Please write out the material that follows, exactly as it stands.

** begin THE RECORDS **

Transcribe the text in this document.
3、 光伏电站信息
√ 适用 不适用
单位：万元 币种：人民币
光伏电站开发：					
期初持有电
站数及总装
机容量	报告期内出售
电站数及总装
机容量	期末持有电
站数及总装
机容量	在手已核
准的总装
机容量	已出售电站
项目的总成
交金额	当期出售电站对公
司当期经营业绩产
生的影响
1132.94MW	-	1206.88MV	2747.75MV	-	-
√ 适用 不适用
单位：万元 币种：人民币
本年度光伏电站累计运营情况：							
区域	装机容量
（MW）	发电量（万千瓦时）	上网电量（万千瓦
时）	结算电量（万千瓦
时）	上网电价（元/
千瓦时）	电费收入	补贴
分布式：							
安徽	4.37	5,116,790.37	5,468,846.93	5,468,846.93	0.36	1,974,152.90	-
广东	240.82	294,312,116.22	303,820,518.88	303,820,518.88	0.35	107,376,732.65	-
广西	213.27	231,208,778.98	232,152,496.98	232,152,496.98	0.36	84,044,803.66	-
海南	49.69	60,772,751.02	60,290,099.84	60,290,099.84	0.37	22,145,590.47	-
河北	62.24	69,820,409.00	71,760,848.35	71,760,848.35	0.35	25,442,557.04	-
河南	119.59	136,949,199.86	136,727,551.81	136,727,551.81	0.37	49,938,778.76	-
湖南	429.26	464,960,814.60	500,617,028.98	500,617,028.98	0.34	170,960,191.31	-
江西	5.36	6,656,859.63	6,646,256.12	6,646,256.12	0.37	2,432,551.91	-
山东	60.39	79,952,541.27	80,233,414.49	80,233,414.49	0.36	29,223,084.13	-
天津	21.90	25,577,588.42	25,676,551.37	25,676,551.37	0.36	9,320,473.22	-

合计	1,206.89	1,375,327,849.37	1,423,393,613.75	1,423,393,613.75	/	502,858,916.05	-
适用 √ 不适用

** end THE RECORDS **

| CORRECT RESULT |
Transcribe the text in this document.
3、 光伏电站信息
√ 适用 不适用
单位：万元 币种：人民币
光伏电站开发：					
期初持有电
站数及总装
机容量	报告期内出售
电站数及总装
机容量	期末持有电
站数及总装
机容量	在手已核
准的总装
机容量	已出售电站
项目的总成
交金额	当期出售电站对公
司当期经营业绩产
生的影响
1132.94MW	-	1206.88MV	2747.75MV	-	-
√ 适用 不适用
单位：万元 币种：人民币
本年度光伏电站累计运营情况：							
区域	装机容量
（MW）	发电量（万千瓦时）	上网电量（万千瓦
时）	结算电量（万千瓦
时）	上网电价（元/
千瓦时）	电费收入	补贴
分布式：							
安徽	4.37	5,116,790.37	5,468,846.93	5,468,846.93	0.36	1,974,152.90	-
广东	240.82	294,312,116.22	303,820,518.88	303,820,518.88	0.35	107,376,732.65	-
广西	213.27	231,208,778.98	232,152,496.98	232,152,496.98	0.36	84,044,803.66	-
海南	49.69	60,772,751.02	60,290,099.84	60,290,099.84	0.37	22,145,590.47	-
河北	62.24	69,820,409.00	71,760,848.35	71,760,848.35	0.35	25,442,557.04	-
河南	119.59	136,949,199.86	136,727,551.81	136,727,551.81	0.37	49,938,778.76	-
湖南	429.26	464,960,814.60	500,617,028.98	500,617,028.98	0.34	170,960,191.31	-
江西	5.36	6,656,859.63	6,646,256.12	6,646,256.12	0.37	2,432,551.91	-
山东	60.39	79,952,541.27	80,233,414.49	80,233,414.49	0.36	29,223,084.13	-
天津	21.90	25,577,588.42	25,676,551.37	25,676,551.37	0.36	9,320,473.22	-

合计	1,206.89	1,375,327,849.37	1,423,393,613.75	1,423,393,613.75	/	502,858,916.05	-
适用 √ 不适用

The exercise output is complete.